Task details: Pull every line with the word "hebdomadaires" out of the entries below.

Data supplied:
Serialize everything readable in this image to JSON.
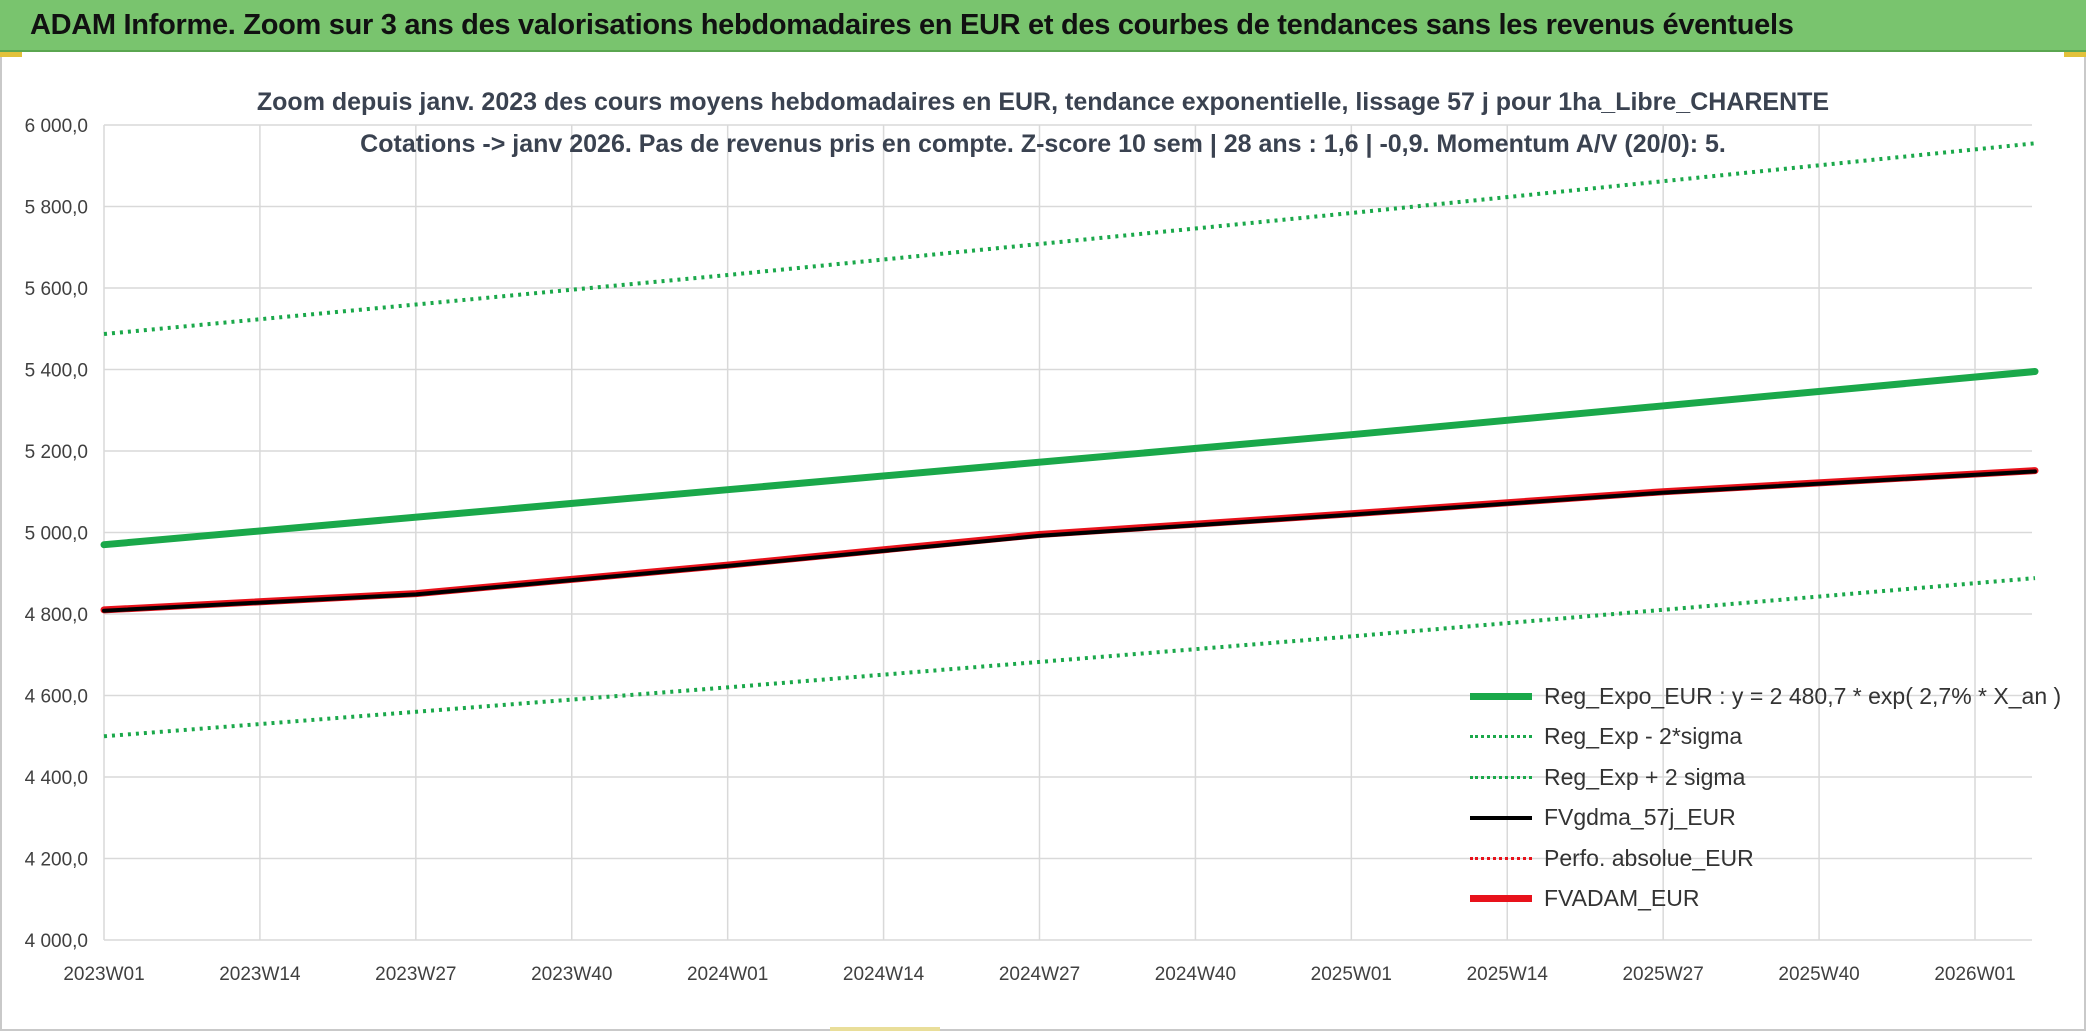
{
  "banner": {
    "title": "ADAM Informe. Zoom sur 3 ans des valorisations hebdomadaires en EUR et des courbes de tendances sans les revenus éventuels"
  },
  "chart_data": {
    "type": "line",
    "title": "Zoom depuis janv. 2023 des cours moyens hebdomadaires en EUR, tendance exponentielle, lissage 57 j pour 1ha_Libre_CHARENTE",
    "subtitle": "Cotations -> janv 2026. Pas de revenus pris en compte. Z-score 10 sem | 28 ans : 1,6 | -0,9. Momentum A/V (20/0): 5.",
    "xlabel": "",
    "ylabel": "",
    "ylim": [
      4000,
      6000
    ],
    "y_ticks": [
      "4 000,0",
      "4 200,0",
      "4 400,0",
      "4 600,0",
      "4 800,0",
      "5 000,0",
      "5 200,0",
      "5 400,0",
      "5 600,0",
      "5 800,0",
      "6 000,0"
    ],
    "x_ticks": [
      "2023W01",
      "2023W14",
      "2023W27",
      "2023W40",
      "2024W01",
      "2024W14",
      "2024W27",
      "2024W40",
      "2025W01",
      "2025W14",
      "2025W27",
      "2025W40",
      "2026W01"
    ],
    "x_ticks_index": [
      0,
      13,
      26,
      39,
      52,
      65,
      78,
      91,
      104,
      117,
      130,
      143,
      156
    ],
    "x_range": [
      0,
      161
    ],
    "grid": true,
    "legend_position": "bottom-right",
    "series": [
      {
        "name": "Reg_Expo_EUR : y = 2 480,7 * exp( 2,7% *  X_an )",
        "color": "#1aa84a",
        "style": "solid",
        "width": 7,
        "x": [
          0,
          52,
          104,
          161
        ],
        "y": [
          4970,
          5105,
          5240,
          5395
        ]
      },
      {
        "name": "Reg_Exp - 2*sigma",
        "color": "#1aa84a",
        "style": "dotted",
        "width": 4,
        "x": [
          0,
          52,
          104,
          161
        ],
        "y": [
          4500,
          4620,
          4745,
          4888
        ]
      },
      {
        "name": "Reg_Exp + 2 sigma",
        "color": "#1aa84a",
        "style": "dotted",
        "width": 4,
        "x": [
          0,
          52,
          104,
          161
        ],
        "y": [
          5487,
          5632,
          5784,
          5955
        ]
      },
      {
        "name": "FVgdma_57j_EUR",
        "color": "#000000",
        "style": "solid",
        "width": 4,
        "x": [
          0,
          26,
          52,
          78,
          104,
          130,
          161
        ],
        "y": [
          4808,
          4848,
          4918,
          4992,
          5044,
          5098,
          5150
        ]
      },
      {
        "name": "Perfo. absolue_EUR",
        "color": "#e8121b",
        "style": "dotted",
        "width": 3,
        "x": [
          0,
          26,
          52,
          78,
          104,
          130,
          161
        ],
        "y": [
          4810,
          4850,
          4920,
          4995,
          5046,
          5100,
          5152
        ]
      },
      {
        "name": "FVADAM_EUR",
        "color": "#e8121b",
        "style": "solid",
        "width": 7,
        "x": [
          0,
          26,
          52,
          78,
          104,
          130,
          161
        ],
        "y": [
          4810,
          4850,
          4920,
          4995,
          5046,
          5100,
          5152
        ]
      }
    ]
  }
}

Correct answer:
    "title": "ADAM Informe. Zoom sur 3 ans des valorisations hebdomadaires en EUR et des courbes de tendances sans les revenus éventuels"
    "title": "Zoom depuis janv. 2023 des cours moyens hebdomadaires en EUR, tendance exponentielle, lissage 57 j pour 1ha_Libre_CHARENTE",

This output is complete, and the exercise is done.